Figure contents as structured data
## begin

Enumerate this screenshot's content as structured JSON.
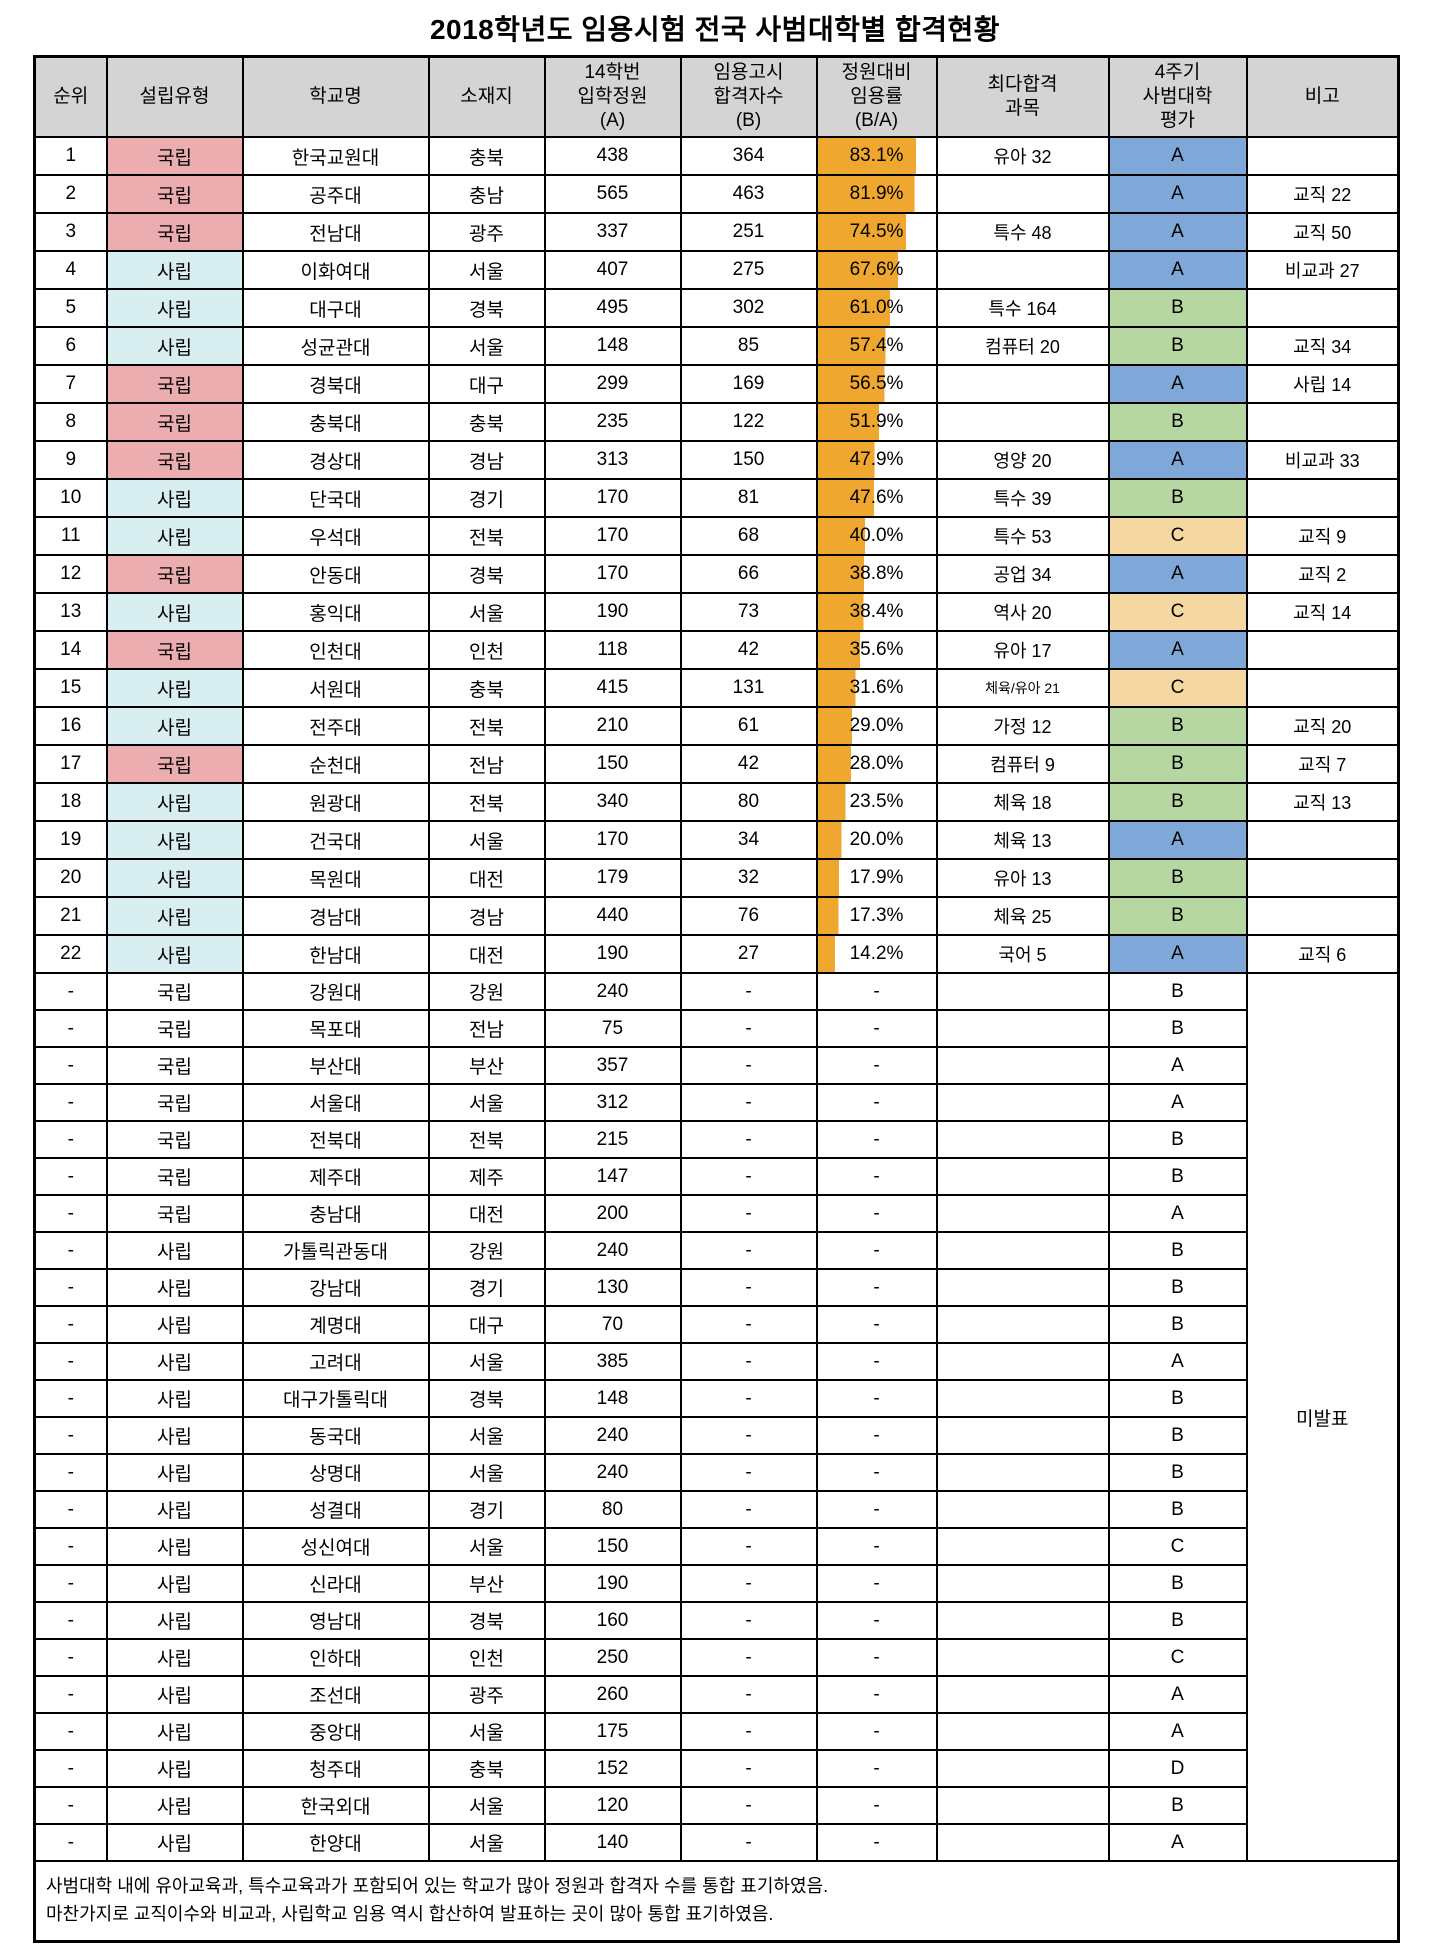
{
  "title": "2018학년도 임용시험 전국 사범대학별 합격현황",
  "colors": {
    "header_bg": "#D4D4D4",
    "national_bg": "#EBADAF",
    "private_bg": "#D9EEF1",
    "rate_bar": "#EFA72F",
    "grade_A_bg": "#7FA8D9",
    "grade_B_bg": "#B6D7A2",
    "grade_C_bg": "#F5D7A2"
  },
  "table": {
    "headers": [
      "순위",
      "설립유형",
      "학교명",
      "소재지",
      "14학번\n입학정원\n(A)",
      "임용고시\n합격자수\n(B)",
      "정원대비\n임용률\n(B/A)",
      "최다합격\n과목",
      "4주기\n사범대학\n평가",
      "비고"
    ],
    "ranked_rows": [
      {
        "rank": "1",
        "type": "국립",
        "school": "한국교원대",
        "region": "충북",
        "quota": "438",
        "passers": "364",
        "rate": "83.1%",
        "rate_pct": 83.1,
        "subject": "유아 32",
        "grade": "A",
        "note": ""
      },
      {
        "rank": "2",
        "type": "국립",
        "school": "공주대",
        "region": "충남",
        "quota": "565",
        "passers": "463",
        "rate": "81.9%",
        "rate_pct": 81.9,
        "subject": "",
        "grade": "A",
        "note": "교직 22"
      },
      {
        "rank": "3",
        "type": "국립",
        "school": "전남대",
        "region": "광주",
        "quota": "337",
        "passers": "251",
        "rate": "74.5%",
        "rate_pct": 74.5,
        "subject": "특수 48",
        "grade": "A",
        "note": "교직 50"
      },
      {
        "rank": "4",
        "type": "사립",
        "school": "이화여대",
        "region": "서울",
        "quota": "407",
        "passers": "275",
        "rate": "67.6%",
        "rate_pct": 67.6,
        "subject": "",
        "grade": "A",
        "note": "비교과 27"
      },
      {
        "rank": "5",
        "type": "사립",
        "school": "대구대",
        "region": "경북",
        "quota": "495",
        "passers": "302",
        "rate": "61.0%",
        "rate_pct": 61.0,
        "subject": "특수 164",
        "grade": "B",
        "note": ""
      },
      {
        "rank": "6",
        "type": "사립",
        "school": "성균관대",
        "region": "서울",
        "quota": "148",
        "passers": "85",
        "rate": "57.4%",
        "rate_pct": 57.4,
        "subject": "컴퓨터 20",
        "grade": "B",
        "note": "교직 34"
      },
      {
        "rank": "7",
        "type": "국립",
        "school": "경북대",
        "region": "대구",
        "quota": "299",
        "passers": "169",
        "rate": "56.5%",
        "rate_pct": 56.5,
        "subject": "",
        "grade": "A",
        "note": "사립 14"
      },
      {
        "rank": "8",
        "type": "국립",
        "school": "충북대",
        "region": "충북",
        "quota": "235",
        "passers": "122",
        "rate": "51.9%",
        "rate_pct": 51.9,
        "subject": "",
        "grade": "B",
        "note": ""
      },
      {
        "rank": "9",
        "type": "국립",
        "school": "경상대",
        "region": "경남",
        "quota": "313",
        "passers": "150",
        "rate": "47.9%",
        "rate_pct": 47.9,
        "subject": "영양 20",
        "grade": "A",
        "note": "비교과 33"
      },
      {
        "rank": "10",
        "type": "사립",
        "school": "단국대",
        "region": "경기",
        "quota": "170",
        "passers": "81",
        "rate": "47.6%",
        "rate_pct": 47.6,
        "subject": "특수 39",
        "grade": "B",
        "note": ""
      },
      {
        "rank": "11",
        "type": "사립",
        "school": "우석대",
        "region": "전북",
        "quota": "170",
        "passers": "68",
        "rate": "40.0%",
        "rate_pct": 40.0,
        "subject": "특수 53",
        "grade": "C",
        "note": "교직 9"
      },
      {
        "rank": "12",
        "type": "국립",
        "school": "안동대",
        "region": "경북",
        "quota": "170",
        "passers": "66",
        "rate": "38.8%",
        "rate_pct": 38.8,
        "subject": "공업 34",
        "grade": "A",
        "note": "교직 2"
      },
      {
        "rank": "13",
        "type": "사립",
        "school": "홍익대",
        "region": "서울",
        "quota": "190",
        "passers": "73",
        "rate": "38.4%",
        "rate_pct": 38.4,
        "subject": "역사 20",
        "grade": "C",
        "note": "교직 14"
      },
      {
        "rank": "14",
        "type": "국립",
        "school": "인천대",
        "region": "인천",
        "quota": "118",
        "passers": "42",
        "rate": "35.6%",
        "rate_pct": 35.6,
        "subject": "유아 17",
        "grade": "A",
        "note": ""
      },
      {
        "rank": "15",
        "type": "사립",
        "school": "서원대",
        "region": "충북",
        "quota": "415",
        "passers": "131",
        "rate": "31.6%",
        "rate_pct": 31.6,
        "subject": "체육/유아 21",
        "grade": "C",
        "note": "",
        "subject_small": true
      },
      {
        "rank": "16",
        "type": "사립",
        "school": "전주대",
        "region": "전북",
        "quota": "210",
        "passers": "61",
        "rate": "29.0%",
        "rate_pct": 29.0,
        "subject": "가정 12",
        "grade": "B",
        "note": "교직 20"
      },
      {
        "rank": "17",
        "type": "국립",
        "school": "순천대",
        "region": "전남",
        "quota": "150",
        "passers": "42",
        "rate": "28.0%",
        "rate_pct": 28.0,
        "subject": "컴퓨터 9",
        "grade": "B",
        "note": "교직 7"
      },
      {
        "rank": "18",
        "type": "사립",
        "school": "원광대",
        "region": "전북",
        "quota": "340",
        "passers": "80",
        "rate": "23.5%",
        "rate_pct": 23.5,
        "subject": "체육 18",
        "grade": "B",
        "note": "교직 13"
      },
      {
        "rank": "19",
        "type": "사립",
        "school": "건국대",
        "region": "서울",
        "quota": "170",
        "passers": "34",
        "rate": "20.0%",
        "rate_pct": 20.0,
        "subject": "체육 13",
        "grade": "A",
        "note": ""
      },
      {
        "rank": "20",
        "type": "사립",
        "school": "목원대",
        "region": "대전",
        "quota": "179",
        "passers": "32",
        "rate": "17.9%",
        "rate_pct": 17.9,
        "subject": "유아 13",
        "grade": "B",
        "note": ""
      },
      {
        "rank": "21",
        "type": "사립",
        "school": "경남대",
        "region": "경남",
        "quota": "440",
        "passers": "76",
        "rate": "17.3%",
        "rate_pct": 17.3,
        "subject": "체육 25",
        "grade": "B",
        "note": ""
      },
      {
        "rank": "22",
        "type": "사립",
        "school": "한남대",
        "region": "대전",
        "quota": "190",
        "passers": "27",
        "rate": "14.2%",
        "rate_pct": 14.2,
        "subject": "국어 5",
        "grade": "A",
        "note": "교직 6"
      }
    ],
    "pending_rows": [
      {
        "rank": "-",
        "type": "국립",
        "school": "강원대",
        "region": "강원",
        "quota": "240",
        "passers": "-",
        "rate": "-",
        "subject": "",
        "grade": "B"
      },
      {
        "rank": "-",
        "type": "국립",
        "school": "목포대",
        "region": "전남",
        "quota": "75",
        "passers": "-",
        "rate": "-",
        "subject": "",
        "grade": "B"
      },
      {
        "rank": "-",
        "type": "국립",
        "school": "부산대",
        "region": "부산",
        "quota": "357",
        "passers": "-",
        "rate": "-",
        "subject": "",
        "grade": "A"
      },
      {
        "rank": "-",
        "type": "국립",
        "school": "서울대",
        "region": "서울",
        "quota": "312",
        "passers": "-",
        "rate": "-",
        "subject": "",
        "grade": "A"
      },
      {
        "rank": "-",
        "type": "국립",
        "school": "전북대",
        "region": "전북",
        "quota": "215",
        "passers": "-",
        "rate": "-",
        "subject": "",
        "grade": "B"
      },
      {
        "rank": "-",
        "type": "국립",
        "school": "제주대",
        "region": "제주",
        "quota": "147",
        "passers": "-",
        "rate": "-",
        "subject": "",
        "grade": "B"
      },
      {
        "rank": "-",
        "type": "국립",
        "school": "충남대",
        "region": "대전",
        "quota": "200",
        "passers": "-",
        "rate": "-",
        "subject": "",
        "grade": "A"
      },
      {
        "rank": "-",
        "type": "사립",
        "school": "가톨릭관동대",
        "region": "강원",
        "quota": "240",
        "passers": "-",
        "rate": "-",
        "subject": "",
        "grade": "B"
      },
      {
        "rank": "-",
        "type": "사립",
        "school": "강남대",
        "region": "경기",
        "quota": "130",
        "passers": "-",
        "rate": "-",
        "subject": "",
        "grade": "B"
      },
      {
        "rank": "-",
        "type": "사립",
        "school": "계명대",
        "region": "대구",
        "quota": "70",
        "passers": "-",
        "rate": "-",
        "subject": "",
        "grade": "B"
      },
      {
        "rank": "-",
        "type": "사립",
        "school": "고려대",
        "region": "서울",
        "quota": "385",
        "passers": "-",
        "rate": "-",
        "subject": "",
        "grade": "A"
      },
      {
        "rank": "-",
        "type": "사립",
        "school": "대구가톨릭대",
        "region": "경북",
        "quota": "148",
        "passers": "-",
        "rate": "-",
        "subject": "",
        "grade": "B"
      },
      {
        "rank": "-",
        "type": "사립",
        "school": "동국대",
        "region": "서울",
        "quota": "240",
        "passers": "-",
        "rate": "-",
        "subject": "",
        "grade": "B"
      },
      {
        "rank": "-",
        "type": "사립",
        "school": "상명대",
        "region": "서울",
        "quota": "240",
        "passers": "-",
        "rate": "-",
        "subject": "",
        "grade": "B"
      },
      {
        "rank": "-",
        "type": "사립",
        "school": "성결대",
        "region": "경기",
        "quota": "80",
        "passers": "-",
        "rate": "-",
        "subject": "",
        "grade": "B"
      },
      {
        "rank": "-",
        "type": "사립",
        "school": "성신여대",
        "region": "서울",
        "quota": "150",
        "passers": "-",
        "rate": "-",
        "subject": "",
        "grade": "C"
      },
      {
        "rank": "-",
        "type": "사립",
        "school": "신라대",
        "region": "부산",
        "quota": "190",
        "passers": "-",
        "rate": "-",
        "subject": "",
        "grade": "B"
      },
      {
        "rank": "-",
        "type": "사립",
        "school": "영남대",
        "region": "경북",
        "quota": "160",
        "passers": "-",
        "rate": "-",
        "subject": "",
        "grade": "B"
      },
      {
        "rank": "-",
        "type": "사립",
        "school": "인하대",
        "region": "인천",
        "quota": "250",
        "passers": "-",
        "rate": "-",
        "subject": "",
        "grade": "C"
      },
      {
        "rank": "-",
        "type": "사립",
        "school": "조선대",
        "region": "광주",
        "quota": "260",
        "passers": "-",
        "rate": "-",
        "subject": "",
        "grade": "A"
      },
      {
        "rank": "-",
        "type": "사립",
        "school": "중앙대",
        "region": "서울",
        "quota": "175",
        "passers": "-",
        "rate": "-",
        "subject": "",
        "grade": "A"
      },
      {
        "rank": "-",
        "type": "사립",
        "school": "청주대",
        "region": "충북",
        "quota": "152",
        "passers": "-",
        "rate": "-",
        "subject": "",
        "grade": "D"
      },
      {
        "rank": "-",
        "type": "사립",
        "school": "한국외대",
        "region": "서울",
        "quota": "120",
        "passers": "-",
        "rate": "-",
        "subject": "",
        "grade": "B"
      },
      {
        "rank": "-",
        "type": "사립",
        "school": "한양대",
        "region": "서울",
        "quota": "140",
        "passers": "-",
        "rate": "-",
        "subject": "",
        "grade": "A"
      }
    ],
    "pending_note": "미발표"
  },
  "footnotes": [
    "사범대학 내에 유아교육과, 특수교육과가 포함되어 있는 학교가 많아 정원과 합격자 수를 통합 표기하였음.",
    "마찬가지로 교직이수와 비교과, 사립학교 임용 역시 합산하여 발표하는 곳이 많아 통합 표기하였음."
  ]
}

## end

* **Goal**: Go through the material line by line. Show each line that contains the string "표기하였음".

* **Written response**:
    "사범대학 내에 유아교육과, 특수교육과가 포함되어 있는 학교가 많아 정원과 합격자 수를 통합 표기하였음.",
    "마찬가지로 교직이수와 비교과, 사립학교 임용 역시 합산하여 발표하는 곳이 많아 통합 표기하였음."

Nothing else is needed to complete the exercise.